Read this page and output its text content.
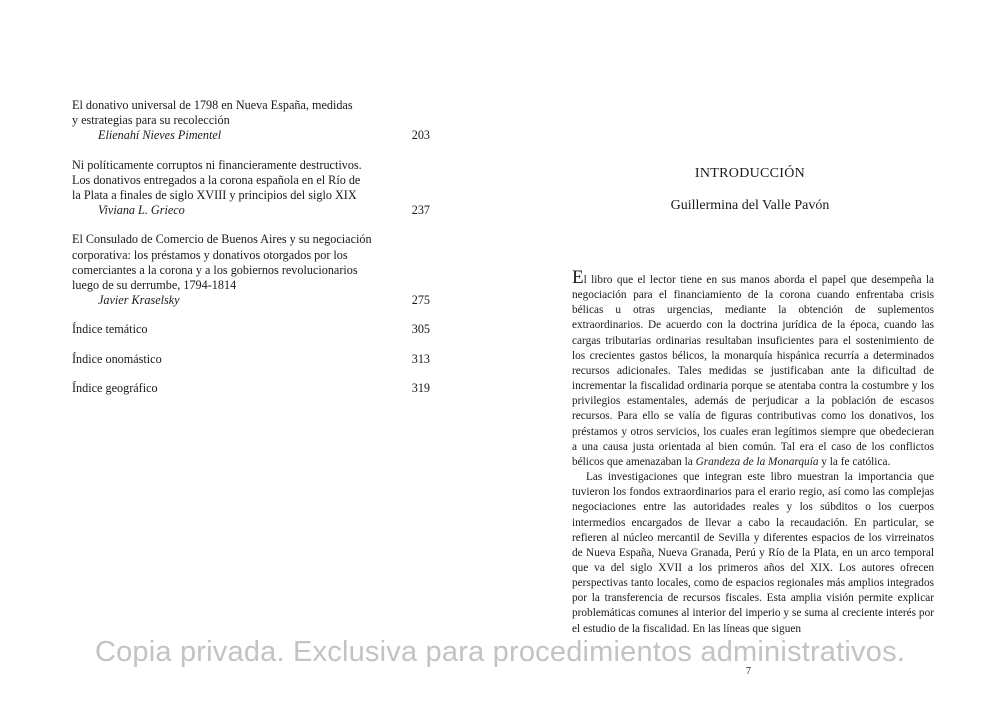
El donativo universal de 1798 en Nueva España, medidas
y estrategias para su recolección
Elienahí Nieves Pimentel	203
Ni políticamente corruptos ni financieramente destructivos.
Los donativos entregados a la corona española en el Río de
la Plata a finales de siglo XVIII y principios del siglo XIX
Viviana L. Grieco	237
El Consulado de Comercio de Buenos Aires y su negociación
corporativa: los préstamos y donativos otorgados por los
comerciantes a la corona y a los gobiernos revolucionarios
luego de su derrumbe, 1794-1814
Javier Kraselsky	275
Índice temático	305
Índice onomástico	313
Índice geográfico	319
INTRODUCCIÓN
Guillermina del Valle Pavón

El libro que el lector tiene en sus manos aborda el papel que desempeña la negociación para el financiamiento de la corona cuando enfrentaba crisis bélicas u otras urgencias, mediante la obtención de suplementos extraordinarios. De acuerdo con la doctrina jurídica de la época, cuando las cargas tributarias ordinarias resultaban insuficientes para el sostenimiento de los crecientes gastos bélicos, la monarquía hispánica recurría a determinados recursos adicionales. Tales medidas se justificaban ante la dificultad de incrementar la fiscalidad ordinaria porque se atentaba contra la costumbre y los privilegios estamentales, además de perjudicar a la población de escasos recursos. Para ello se valía de figuras contributivas como los donativos, los préstamos y otros servicios, los cuales eran legítimos siempre que obedecieran a una causa justa orientada al bien común. Tal era el caso de los conflictos bélicos que amenazaban la Grandeza de la Monarquía y la fe católica.

Las investigaciones que integran este libro muestran la importancia que tuvieron los fondos extraordinarios para el erario regio, así como las complejas negociaciones entre las autoridades reales y los súbditos o los cuerpos intermedios encargados de llevar a cabo la recaudación. En particular, se refieren al núcleo mercantil de Sevilla y diferentes espacios de los virreinatos de Nueva España, Nueva Granada, Perú y Río de la Plata, en un arco temporal que va del siglo XVII a los primeros años del XIX. Los autores ofrecen perspectivas tanto locales, como de espacios regionales más amplios integrados por la transferencia de recursos fiscales. Esta amplia visión permite explicar problemáticas comunes al interior del imperio y se suma al creciente interés por el estudio de la fiscalidad. En las líneas que siguen

7
Copia privada. Exclusiva para procedimientos administrativos.
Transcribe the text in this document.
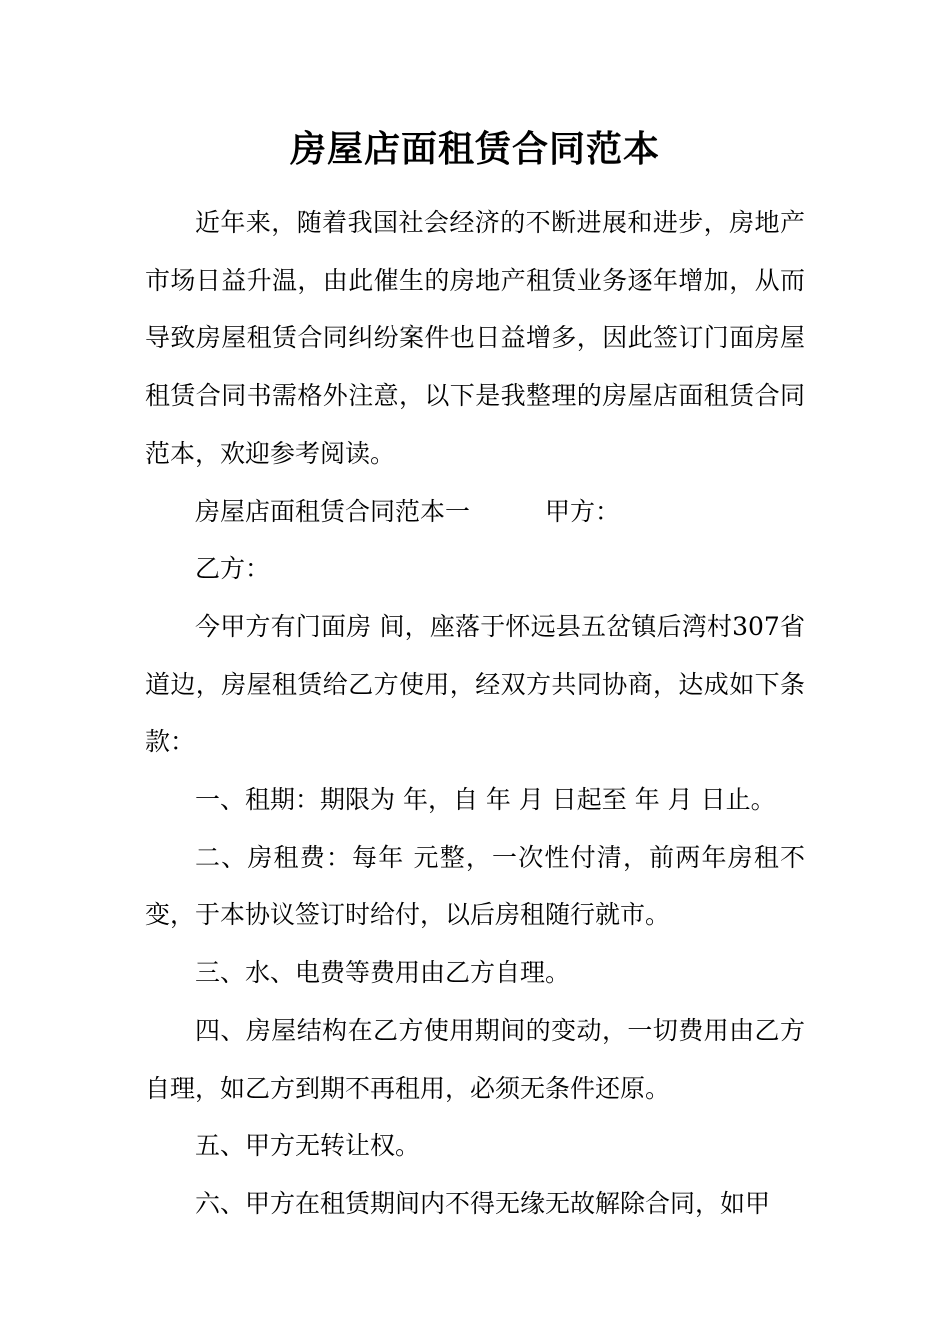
房屋店面租赁合同范本

近年来，随着我国社会经济的不断进展和进步，房地产市场日益升温，由此催生的房地产租赁业务逐年增加，从而导致房屋租赁合同纠纷案件也日益增多，因此签订门面房屋租赁合同书需格外注意，以下是我整理的房屋店面租赁合同范本，欢迎参考阅读。

房屋店面租赁合同范本一　　　甲方：

乙方：

今甲方有门面房 间，座落于怀远县五岔镇后湾村307省道边，房屋租赁给乙方使用，经双方共同协商，达成如下条款：

一、租期：期限为 年，自 年 月 日起至 年 月 日止。

二、房租费：每年 元整，一次性付清，前两年房租不变，于本协议签订时给付，以后房租随行就市。

三、水、电费等费用由乙方自理。

四、房屋结构在乙方使用期间的变动，一切费用由乙方自理，如乙方到期不再租用，必须无条件还原。

五、甲方无转让权。

六、甲方在租赁期间内不得无缘无故解除合同，如甲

## Required work
Repeat the line containing "Transcribe the text in this document." and every line after it up to the end of the material above, exactly as they stand, minus the pictures.

## Result for this exercise
Transcribe the text in this document.
房屋店面租赁合同范本

近年来，随着我国社会经济的不断进展和进步，房地产市场日益升温，由此催生的房地产租赁业务逐年增加，从而导致房屋租赁合同纠纷案件也日益增多，因此签订门面房屋租赁合同书需格外注意，以下是我整理的房屋店面租赁合同范本，欢迎参考阅读。

房屋店面租赁合同范本一　　　甲方：

乙方：

今甲方有门面房 间，座落于怀远县五岔镇后湾村307省道边，房屋租赁给乙方使用，经双方共同协商，达成如下条款：

一、租期：期限为 年，自 年 月 日起至 年 月 日止。

二、房租费：每年 元整，一次性付清，前两年房租不变，于本协议签订时给付，以后房租随行就市。

三、水、电费等费用由乙方自理。

四、房屋结构在乙方使用期间的变动，一切费用由乙方自理，如乙方到期不再租用，必须无条件还原。

五、甲方无转让权。

六、甲方在租赁期间内不得无缘无故解除合同，如甲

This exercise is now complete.